Extracted records
+++
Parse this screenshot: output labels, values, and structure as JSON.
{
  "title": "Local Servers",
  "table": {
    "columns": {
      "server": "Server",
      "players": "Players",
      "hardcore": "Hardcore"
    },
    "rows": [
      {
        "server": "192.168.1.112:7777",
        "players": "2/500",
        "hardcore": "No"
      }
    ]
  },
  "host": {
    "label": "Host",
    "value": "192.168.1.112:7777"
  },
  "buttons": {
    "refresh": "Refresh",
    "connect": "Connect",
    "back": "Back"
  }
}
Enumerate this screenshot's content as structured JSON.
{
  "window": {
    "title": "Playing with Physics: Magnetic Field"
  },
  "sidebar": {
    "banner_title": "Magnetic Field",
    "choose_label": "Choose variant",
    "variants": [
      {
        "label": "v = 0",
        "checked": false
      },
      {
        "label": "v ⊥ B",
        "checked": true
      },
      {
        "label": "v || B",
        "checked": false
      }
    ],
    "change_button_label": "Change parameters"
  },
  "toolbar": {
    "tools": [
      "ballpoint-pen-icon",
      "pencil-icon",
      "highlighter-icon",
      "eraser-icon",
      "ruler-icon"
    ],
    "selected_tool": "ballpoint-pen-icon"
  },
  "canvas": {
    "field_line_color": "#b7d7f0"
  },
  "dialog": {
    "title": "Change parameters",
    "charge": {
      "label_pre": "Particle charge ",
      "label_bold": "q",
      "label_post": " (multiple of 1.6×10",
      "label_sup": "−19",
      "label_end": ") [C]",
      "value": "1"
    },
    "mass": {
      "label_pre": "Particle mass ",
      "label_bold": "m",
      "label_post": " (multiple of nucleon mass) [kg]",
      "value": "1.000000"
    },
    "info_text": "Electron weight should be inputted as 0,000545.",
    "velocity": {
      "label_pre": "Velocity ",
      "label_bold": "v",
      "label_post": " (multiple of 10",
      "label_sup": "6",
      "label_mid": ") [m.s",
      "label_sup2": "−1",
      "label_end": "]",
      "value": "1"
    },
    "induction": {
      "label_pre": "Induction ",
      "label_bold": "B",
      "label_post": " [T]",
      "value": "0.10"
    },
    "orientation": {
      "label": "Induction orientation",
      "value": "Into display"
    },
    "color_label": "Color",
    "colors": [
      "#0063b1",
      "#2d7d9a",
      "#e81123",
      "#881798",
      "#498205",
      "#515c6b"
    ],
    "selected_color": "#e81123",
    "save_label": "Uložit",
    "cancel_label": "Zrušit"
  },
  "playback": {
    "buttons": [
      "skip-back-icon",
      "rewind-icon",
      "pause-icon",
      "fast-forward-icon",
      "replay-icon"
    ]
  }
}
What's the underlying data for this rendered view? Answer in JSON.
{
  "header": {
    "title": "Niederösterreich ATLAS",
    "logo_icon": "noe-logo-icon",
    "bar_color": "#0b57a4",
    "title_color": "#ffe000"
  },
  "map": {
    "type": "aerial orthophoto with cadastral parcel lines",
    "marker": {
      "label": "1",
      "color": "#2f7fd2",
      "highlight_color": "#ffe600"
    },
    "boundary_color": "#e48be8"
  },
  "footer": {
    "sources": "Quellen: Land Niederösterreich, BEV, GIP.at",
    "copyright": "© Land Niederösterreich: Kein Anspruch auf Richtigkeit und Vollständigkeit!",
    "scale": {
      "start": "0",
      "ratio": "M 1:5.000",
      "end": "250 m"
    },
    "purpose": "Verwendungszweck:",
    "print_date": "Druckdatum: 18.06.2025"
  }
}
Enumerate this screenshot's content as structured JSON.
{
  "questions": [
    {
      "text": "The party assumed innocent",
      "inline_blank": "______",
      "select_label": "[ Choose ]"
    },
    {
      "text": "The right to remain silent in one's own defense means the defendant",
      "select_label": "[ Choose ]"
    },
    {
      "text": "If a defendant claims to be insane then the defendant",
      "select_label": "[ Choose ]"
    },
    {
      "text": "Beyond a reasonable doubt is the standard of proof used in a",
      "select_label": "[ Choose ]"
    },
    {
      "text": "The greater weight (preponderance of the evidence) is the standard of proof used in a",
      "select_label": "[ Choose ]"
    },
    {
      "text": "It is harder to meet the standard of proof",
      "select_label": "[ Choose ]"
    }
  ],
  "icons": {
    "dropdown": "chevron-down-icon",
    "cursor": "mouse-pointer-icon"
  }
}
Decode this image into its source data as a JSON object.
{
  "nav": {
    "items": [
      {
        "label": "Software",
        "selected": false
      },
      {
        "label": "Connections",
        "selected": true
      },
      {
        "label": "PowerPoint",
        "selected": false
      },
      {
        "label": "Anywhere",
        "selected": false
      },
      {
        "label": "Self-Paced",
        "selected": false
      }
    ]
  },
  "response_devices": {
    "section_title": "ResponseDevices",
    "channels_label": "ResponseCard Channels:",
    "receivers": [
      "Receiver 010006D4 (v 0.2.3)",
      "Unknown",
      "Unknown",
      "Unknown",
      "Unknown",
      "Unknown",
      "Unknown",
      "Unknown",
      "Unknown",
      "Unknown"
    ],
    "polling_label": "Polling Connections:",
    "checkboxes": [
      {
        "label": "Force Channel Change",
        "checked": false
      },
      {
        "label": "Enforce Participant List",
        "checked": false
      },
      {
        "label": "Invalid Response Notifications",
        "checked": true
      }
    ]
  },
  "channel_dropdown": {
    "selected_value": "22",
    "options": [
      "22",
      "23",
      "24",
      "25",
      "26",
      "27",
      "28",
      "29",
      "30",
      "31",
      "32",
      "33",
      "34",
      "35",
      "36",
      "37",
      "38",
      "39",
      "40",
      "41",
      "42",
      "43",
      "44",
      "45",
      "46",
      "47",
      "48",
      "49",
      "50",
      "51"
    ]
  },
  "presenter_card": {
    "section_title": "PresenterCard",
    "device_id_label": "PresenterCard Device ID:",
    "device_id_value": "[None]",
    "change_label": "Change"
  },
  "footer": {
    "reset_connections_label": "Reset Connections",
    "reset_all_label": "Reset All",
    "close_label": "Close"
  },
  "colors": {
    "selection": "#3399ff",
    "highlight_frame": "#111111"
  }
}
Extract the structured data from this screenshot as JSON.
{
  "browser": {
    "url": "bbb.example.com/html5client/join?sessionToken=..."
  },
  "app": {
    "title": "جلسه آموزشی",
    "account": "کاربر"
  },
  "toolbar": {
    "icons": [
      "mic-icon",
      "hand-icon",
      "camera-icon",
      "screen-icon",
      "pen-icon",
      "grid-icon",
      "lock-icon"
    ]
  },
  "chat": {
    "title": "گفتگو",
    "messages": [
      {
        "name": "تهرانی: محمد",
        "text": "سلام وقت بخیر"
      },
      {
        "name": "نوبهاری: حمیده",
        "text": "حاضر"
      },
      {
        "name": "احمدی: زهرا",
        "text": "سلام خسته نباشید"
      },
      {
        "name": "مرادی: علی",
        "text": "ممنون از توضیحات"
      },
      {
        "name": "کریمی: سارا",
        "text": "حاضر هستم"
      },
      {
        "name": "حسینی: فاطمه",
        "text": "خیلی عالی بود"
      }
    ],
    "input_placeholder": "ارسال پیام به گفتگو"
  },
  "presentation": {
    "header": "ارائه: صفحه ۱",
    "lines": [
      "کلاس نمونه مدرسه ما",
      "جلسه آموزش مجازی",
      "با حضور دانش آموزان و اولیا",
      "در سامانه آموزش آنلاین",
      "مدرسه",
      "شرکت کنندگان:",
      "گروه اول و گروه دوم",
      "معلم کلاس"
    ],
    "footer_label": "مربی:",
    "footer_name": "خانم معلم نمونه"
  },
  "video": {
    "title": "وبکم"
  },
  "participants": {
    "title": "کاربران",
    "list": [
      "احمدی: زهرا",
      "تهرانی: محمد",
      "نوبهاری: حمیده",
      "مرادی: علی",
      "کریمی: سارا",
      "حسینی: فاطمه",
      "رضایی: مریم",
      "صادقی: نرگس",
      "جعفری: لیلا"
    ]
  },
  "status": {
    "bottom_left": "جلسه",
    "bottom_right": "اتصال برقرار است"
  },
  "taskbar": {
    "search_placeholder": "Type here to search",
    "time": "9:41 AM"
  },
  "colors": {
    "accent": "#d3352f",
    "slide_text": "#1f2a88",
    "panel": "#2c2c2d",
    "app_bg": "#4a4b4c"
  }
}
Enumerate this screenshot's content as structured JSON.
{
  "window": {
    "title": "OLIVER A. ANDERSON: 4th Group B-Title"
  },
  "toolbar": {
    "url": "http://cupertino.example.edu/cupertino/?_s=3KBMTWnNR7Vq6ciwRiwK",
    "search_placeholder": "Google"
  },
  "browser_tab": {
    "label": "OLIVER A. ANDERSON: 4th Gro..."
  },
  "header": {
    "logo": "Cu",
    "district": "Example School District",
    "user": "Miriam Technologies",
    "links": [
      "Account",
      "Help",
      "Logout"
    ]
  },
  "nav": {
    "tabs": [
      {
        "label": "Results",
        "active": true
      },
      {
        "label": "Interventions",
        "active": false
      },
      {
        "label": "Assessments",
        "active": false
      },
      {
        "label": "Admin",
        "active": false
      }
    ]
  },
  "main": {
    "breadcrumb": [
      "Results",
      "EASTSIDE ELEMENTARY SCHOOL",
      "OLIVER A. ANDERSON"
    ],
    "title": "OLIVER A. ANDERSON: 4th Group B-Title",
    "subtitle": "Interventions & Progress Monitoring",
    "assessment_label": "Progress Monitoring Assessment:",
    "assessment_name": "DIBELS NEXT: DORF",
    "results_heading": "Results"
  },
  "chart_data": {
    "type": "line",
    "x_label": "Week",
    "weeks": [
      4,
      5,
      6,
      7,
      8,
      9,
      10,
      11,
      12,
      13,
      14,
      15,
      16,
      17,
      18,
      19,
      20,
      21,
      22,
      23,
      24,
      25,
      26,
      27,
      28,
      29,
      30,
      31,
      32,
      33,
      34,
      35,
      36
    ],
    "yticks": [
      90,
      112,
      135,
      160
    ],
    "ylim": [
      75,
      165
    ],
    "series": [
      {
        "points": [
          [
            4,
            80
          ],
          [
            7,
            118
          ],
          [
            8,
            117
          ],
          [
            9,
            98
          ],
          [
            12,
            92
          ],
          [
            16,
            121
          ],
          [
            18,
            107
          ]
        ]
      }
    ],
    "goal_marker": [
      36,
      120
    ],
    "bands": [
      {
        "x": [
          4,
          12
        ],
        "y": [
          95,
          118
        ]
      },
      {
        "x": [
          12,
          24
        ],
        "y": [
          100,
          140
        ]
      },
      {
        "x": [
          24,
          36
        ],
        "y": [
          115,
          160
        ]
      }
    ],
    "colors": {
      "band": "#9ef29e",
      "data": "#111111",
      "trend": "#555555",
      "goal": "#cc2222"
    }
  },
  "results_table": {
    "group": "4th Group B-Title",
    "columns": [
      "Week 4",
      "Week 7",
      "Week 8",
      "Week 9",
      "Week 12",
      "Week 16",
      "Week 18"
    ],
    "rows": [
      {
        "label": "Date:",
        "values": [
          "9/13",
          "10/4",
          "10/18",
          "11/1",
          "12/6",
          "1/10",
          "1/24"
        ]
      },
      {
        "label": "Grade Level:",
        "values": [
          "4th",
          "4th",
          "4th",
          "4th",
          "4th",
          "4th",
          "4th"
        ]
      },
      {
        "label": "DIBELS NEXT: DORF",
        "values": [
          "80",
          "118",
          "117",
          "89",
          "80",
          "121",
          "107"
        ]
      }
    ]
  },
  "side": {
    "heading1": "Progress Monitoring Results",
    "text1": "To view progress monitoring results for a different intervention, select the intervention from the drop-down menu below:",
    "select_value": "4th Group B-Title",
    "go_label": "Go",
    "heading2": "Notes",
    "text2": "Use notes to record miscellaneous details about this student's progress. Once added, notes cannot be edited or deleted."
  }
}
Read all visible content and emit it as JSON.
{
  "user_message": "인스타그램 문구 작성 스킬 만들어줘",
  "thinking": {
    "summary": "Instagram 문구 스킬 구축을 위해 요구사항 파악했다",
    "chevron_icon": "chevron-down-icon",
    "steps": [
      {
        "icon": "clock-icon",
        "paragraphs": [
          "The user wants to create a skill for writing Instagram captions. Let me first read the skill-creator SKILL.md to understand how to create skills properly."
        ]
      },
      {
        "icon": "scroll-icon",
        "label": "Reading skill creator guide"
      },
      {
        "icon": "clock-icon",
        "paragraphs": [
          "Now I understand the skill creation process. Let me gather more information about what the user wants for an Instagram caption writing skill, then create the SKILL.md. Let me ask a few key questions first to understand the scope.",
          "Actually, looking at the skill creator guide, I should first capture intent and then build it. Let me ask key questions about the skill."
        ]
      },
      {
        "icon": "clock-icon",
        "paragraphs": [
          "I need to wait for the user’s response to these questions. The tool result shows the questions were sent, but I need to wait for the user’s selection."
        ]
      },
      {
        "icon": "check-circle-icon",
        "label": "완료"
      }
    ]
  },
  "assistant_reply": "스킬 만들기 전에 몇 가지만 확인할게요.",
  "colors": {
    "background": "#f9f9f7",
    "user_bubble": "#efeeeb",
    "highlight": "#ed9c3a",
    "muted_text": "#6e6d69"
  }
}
+++
# Your goal:
Select all lines with the word "JSON" from the entries above.

# Solution to the exercise:
Parse this screenshot: output labels, values, and structure as JSON.
Enumerate this screenshot's content as structured JSON.
What's the underlying data for this rendered view? Answer in JSON.
Enumerate this screenshot's content as structured JSON.
Decode this image into its source data as a JSON object.
Extract the structured data from this screenshot as JSON.
Enumerate this screenshot's content as structured JSON.
Read all visible content and emit it as JSON.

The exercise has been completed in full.